# What color cube do you prefer?



## MarcelP (Sep 7, 2012)

I have found out that my look ahead (and recognition in general) better is with black cubes. It makes the colors stand out I guess. How is it with you guys?


----------



## Endgame (Sep 7, 2012)

I pay attention to the stickers, not to the colour of the body


----------



## ben1996123 (Sep 7, 2012)

No preference, but I can't solve fast on white cubes with black stickers.


----------



## applemobile (Sep 7, 2012)

It's fairly recognised that some people find colo*U*r recognition harder on a white 3x3. I certainly do, strangely though I am fine with white 4x4's and above. Contrast really does help, I favour a black cube with half/bright and pink cubesmith stickers. Everyone is different.


----------



## MeshuggahX (Sep 7, 2012)

I prefer white cubes and only use white cubes now. But I don't feel any slower when trying black cubes. I used black cubes in the beginning.


----------



## Edward (Sep 7, 2012)

Ha, I thought this was a Last layer method idea

I solve well on anything that doesn't affect the sticker colors much. Pink kind of sucks for me because it messes with yellow, for example.


----------



## F perm (Sep 7, 2012)

Edward said:


> Ha, I thought this was a Last layer method idea


Yeah, me too, maybe Permutation Only Last Layer (like MGLS)? 

I've only had black, cubes, so I put that.


----------



## uberCuber (Sep 8, 2012)

I wish it was a poll where I could choose more than one option. I am perfectly fine with both black and white cubes, but absolutely hate other colors. Now I don't know what to vote for


----------



## Dene (Sep 8, 2012)

I think it's just what you're used to. I prefer black cubes, but I am fine with white V-Cubes.


----------



## SpeedSolve (Sep 8, 2012)

I prefer black cubes, but my solves are not affected by the color of the cube. I actually have more white cubes than black.


----------



## MostEd (Sep 8, 2012)

I get used the the stikcers and colour of a cube in several solves. Doesn't make much difference


----------



## Qert31 (Sep 10, 2012)

Dataset items:

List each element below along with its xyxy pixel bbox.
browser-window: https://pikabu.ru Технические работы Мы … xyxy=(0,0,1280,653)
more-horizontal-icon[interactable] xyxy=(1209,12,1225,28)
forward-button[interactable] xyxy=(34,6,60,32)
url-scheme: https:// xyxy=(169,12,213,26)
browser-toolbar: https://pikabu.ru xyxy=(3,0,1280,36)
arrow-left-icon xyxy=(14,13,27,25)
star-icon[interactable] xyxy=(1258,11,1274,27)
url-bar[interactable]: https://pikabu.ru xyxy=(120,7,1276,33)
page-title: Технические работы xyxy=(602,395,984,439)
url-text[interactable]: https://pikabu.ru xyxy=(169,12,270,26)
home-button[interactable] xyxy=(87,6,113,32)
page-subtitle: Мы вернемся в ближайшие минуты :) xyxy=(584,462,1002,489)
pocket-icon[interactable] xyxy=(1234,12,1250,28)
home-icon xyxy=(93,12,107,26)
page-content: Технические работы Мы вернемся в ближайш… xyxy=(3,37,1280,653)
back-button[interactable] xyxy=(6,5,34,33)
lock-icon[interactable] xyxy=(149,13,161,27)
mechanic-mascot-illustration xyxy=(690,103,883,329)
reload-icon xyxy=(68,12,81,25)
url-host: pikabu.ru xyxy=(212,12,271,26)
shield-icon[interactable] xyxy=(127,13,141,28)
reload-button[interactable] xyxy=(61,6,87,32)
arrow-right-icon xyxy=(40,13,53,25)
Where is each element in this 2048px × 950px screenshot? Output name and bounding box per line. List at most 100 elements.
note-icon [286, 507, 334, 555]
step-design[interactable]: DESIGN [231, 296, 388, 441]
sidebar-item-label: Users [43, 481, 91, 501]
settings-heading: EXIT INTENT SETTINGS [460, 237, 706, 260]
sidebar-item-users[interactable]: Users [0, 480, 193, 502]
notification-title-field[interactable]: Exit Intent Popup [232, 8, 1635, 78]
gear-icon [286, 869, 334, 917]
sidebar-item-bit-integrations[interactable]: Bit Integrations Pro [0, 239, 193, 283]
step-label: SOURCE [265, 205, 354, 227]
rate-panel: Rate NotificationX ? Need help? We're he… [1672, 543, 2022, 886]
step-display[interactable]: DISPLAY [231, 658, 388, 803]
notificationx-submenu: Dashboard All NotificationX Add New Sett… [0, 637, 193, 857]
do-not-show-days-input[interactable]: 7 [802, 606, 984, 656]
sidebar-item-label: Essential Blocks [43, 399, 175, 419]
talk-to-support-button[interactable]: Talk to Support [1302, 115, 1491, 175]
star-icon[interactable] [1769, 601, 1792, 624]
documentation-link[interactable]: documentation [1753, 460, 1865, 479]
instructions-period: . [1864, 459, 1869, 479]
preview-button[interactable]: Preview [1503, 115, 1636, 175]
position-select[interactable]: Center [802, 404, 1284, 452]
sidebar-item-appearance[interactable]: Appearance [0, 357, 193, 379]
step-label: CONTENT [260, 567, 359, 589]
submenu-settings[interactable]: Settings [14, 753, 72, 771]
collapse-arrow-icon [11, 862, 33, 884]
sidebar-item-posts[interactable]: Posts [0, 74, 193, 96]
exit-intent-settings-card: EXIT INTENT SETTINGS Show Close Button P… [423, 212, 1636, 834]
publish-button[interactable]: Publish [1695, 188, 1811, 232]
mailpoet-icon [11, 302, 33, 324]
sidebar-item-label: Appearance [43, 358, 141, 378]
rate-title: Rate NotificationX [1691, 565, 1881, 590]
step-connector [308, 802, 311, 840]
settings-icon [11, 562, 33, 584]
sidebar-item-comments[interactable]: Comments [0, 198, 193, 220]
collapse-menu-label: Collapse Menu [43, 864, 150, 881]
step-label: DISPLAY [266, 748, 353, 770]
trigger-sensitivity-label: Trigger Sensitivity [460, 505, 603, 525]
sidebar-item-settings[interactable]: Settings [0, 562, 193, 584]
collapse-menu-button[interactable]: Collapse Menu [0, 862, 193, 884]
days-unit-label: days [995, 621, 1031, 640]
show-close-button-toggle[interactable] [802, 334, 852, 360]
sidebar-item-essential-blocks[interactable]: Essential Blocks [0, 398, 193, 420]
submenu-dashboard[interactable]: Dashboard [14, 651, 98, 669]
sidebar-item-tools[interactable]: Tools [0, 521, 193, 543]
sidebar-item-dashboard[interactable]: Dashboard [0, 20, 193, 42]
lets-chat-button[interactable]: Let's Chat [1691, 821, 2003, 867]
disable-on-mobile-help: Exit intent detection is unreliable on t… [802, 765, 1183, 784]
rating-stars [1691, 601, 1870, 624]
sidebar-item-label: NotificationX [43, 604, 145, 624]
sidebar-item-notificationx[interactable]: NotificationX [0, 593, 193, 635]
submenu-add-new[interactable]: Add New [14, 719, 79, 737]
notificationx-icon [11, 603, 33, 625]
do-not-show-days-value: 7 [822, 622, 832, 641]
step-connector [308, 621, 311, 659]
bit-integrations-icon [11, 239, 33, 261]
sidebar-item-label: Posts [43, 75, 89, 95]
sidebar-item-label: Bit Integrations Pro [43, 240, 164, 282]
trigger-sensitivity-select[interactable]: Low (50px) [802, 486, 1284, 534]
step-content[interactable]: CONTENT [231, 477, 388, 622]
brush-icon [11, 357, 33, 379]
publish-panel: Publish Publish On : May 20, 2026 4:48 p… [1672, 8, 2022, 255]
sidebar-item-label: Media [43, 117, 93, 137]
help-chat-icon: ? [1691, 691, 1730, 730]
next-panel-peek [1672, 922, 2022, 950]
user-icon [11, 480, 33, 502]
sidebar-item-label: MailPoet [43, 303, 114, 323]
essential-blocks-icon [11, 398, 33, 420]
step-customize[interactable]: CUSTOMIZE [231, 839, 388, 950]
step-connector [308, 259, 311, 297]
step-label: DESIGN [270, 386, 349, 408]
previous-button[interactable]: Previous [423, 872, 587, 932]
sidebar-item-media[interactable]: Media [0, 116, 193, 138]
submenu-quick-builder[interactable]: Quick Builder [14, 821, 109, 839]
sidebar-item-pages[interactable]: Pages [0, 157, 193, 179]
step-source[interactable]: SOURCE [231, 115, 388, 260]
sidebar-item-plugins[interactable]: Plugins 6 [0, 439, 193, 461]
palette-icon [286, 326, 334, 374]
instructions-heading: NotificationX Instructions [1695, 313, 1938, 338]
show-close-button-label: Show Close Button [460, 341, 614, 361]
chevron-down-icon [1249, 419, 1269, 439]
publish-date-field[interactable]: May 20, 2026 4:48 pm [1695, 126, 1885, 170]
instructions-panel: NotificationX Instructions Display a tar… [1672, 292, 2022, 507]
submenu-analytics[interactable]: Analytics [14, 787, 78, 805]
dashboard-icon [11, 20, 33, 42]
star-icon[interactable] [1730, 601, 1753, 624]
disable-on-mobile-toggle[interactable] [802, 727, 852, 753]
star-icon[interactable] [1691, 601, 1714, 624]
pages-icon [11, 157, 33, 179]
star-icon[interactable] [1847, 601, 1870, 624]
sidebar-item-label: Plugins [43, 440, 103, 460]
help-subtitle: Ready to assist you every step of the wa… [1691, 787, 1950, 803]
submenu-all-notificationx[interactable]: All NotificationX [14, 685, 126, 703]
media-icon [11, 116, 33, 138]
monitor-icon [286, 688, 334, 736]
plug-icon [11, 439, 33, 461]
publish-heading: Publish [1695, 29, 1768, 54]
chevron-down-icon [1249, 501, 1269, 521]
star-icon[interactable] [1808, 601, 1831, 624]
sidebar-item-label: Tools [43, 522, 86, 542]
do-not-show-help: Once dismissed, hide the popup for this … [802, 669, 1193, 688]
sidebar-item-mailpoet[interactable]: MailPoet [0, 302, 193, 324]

* What to do:
a - From the cube color thread, copy everything from "It's fairly recognised" down to "MeshuggahX (Sep 7, 2012)".
b - In the cube color thread, condense the paragraph beginning "It's fairly recognised that some people" into a short bulleted list that keeps its main points.
c - Pick up the cube color thread from the point where it stops, and keep it going.

* Exercise responses:
a -
It's fairly recognised that some people find colo*U*r recognition harder on a white 3x3. I certainly do, strangely though I am fine with white 4x4's and above. Contrast really does help, I favour a black cube with half/bright and pink cubesmith stickers. Everyone is different.


----------



## MeshuggahX (Sep 7, 2012)

b -
- Many people are known to find color recognition harder on a white 3x3.
- The poster has the same trouble but is fine with white 4x4s and larger cubes.
- Contrast helps, so the poster favors a black cube with half/bright and pink Cubesmith stickers.
- Everyone is different.

c -
I can't become colour/color neutral with a logo
But vice versa
:<


----------



## ottozing (Sep 10, 2012)

I can only use black cubes. I tried switching to white cubes once but I honestly prefer the feel of black cubes


----------



## The Bloody Talon (Sep 10, 2012)

I use white cubes. Just because I like white, no other reaons.


----------



## god of rubic 2 (Sep 10, 2012)

I prefer black cubes, but anything higher than 3x3 is fine for me in white..


----------



## balloon6610 (Sep 10, 2012)

I use white cubes on 2x2- 4x4, On 5x5-7x7 is fine with both black and white.


----------



## Kirjava (Sep 10, 2012)

I can't use white, use black because my black GHv2 is good, but prefer purple because purple.


----------



## Selkie (Sep 11, 2012)

I cannot seem to be able to recognise on white either. In fact gave most of my white cubes away. The only puzzles do do solve on white are Pyra (though I have a black replacement now but needs some solves) and my Square-1 as the supplier only had the Cubetwist in white when I ordered.


----------



## Renslay (Sep 11, 2012)

Currently my main cube is black, but once I had a white cube as No.1. I need some practice time (hours/days?) after a color switch, so, basically, I'm currently faster with black, but I can as fast with white (just not immediately). It really depends on what you get used to.


----------



## Ninja Storm (Sep 11, 2012)

Whichever color cube has the better stickers, turns better, and has better corner cutting.


----------



## LNZ (Sep 11, 2012)

I use both black and white plastic cubes. But I think it's the stickers on the cubes that matter more.

For white cubes, I go for standard blue/red/white stickers but much brighter (and easier to spot) orange/yellow/green stickers.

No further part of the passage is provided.